- [Data shown]:
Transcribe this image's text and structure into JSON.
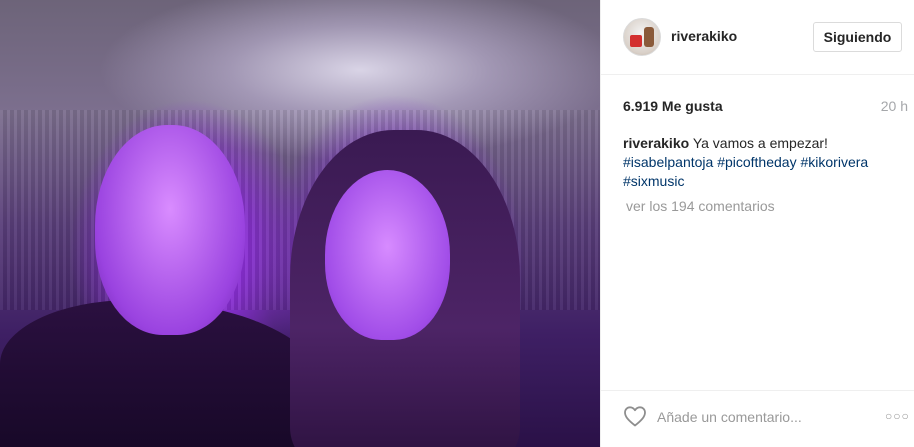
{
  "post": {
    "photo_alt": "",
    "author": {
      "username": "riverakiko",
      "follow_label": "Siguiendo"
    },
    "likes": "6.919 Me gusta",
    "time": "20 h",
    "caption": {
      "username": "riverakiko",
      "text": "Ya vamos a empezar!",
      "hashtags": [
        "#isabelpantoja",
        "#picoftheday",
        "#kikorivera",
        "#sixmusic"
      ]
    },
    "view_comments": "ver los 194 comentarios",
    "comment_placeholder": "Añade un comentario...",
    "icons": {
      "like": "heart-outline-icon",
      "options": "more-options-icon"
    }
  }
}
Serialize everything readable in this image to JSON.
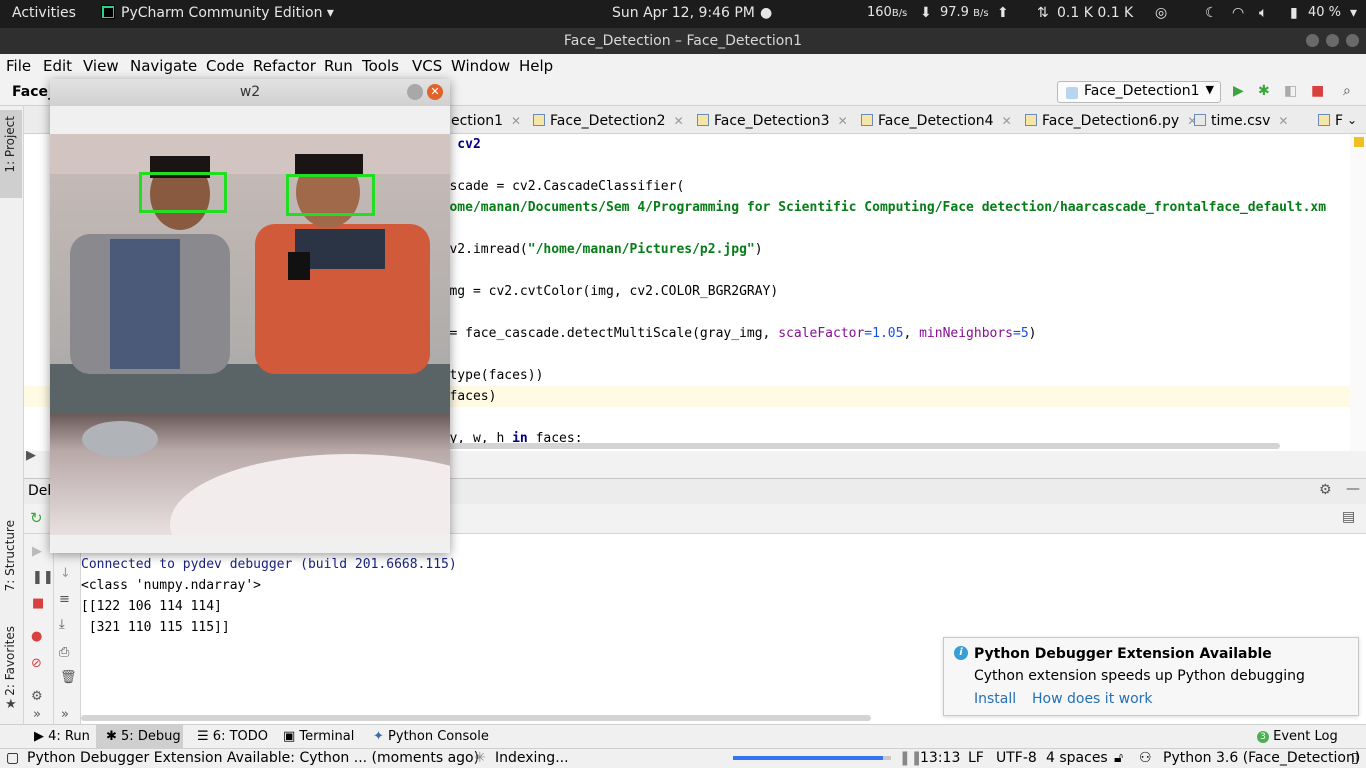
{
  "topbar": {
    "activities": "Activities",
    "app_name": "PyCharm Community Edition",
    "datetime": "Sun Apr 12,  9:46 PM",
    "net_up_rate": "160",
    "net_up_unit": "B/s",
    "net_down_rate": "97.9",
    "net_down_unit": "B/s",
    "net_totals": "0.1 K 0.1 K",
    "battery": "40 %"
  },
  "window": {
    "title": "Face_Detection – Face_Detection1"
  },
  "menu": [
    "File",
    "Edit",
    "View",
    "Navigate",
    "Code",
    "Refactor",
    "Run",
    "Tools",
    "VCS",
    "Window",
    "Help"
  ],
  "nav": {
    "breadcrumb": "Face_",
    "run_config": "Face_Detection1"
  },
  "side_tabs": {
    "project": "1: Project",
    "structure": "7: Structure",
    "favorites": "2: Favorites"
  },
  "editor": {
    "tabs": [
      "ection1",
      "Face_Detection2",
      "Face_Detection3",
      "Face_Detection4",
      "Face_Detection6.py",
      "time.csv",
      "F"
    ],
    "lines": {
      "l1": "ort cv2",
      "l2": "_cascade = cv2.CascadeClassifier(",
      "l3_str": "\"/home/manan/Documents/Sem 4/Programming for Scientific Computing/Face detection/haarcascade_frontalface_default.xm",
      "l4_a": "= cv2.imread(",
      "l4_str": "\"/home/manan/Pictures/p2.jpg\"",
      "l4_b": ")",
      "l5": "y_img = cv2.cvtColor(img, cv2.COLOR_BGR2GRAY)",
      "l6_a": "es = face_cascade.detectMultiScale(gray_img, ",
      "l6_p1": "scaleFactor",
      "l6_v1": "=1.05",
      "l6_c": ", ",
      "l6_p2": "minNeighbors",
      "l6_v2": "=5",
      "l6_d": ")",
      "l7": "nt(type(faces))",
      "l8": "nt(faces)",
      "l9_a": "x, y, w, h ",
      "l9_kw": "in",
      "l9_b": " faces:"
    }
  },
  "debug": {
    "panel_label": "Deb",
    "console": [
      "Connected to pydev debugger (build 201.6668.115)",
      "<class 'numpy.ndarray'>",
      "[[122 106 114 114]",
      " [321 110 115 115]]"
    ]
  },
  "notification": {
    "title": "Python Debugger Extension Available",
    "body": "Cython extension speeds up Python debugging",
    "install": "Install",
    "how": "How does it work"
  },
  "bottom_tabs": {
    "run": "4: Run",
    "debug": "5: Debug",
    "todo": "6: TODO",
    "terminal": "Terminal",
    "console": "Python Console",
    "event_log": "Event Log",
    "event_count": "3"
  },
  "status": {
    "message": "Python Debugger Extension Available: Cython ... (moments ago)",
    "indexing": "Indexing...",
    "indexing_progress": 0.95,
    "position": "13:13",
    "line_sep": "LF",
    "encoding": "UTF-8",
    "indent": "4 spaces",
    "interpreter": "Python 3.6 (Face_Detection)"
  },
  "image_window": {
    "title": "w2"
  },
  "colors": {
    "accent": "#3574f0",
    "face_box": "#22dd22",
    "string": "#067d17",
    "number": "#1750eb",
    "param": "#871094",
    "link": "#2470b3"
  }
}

- [Do this]:
Your task is to gather every line with the word "Cython" and copy it.

- [Exercise response]:
    "body": "Cython extension speeds up Python debugging",
    "message": "Python Debugger Extension Available: Cython ... (moments ago)",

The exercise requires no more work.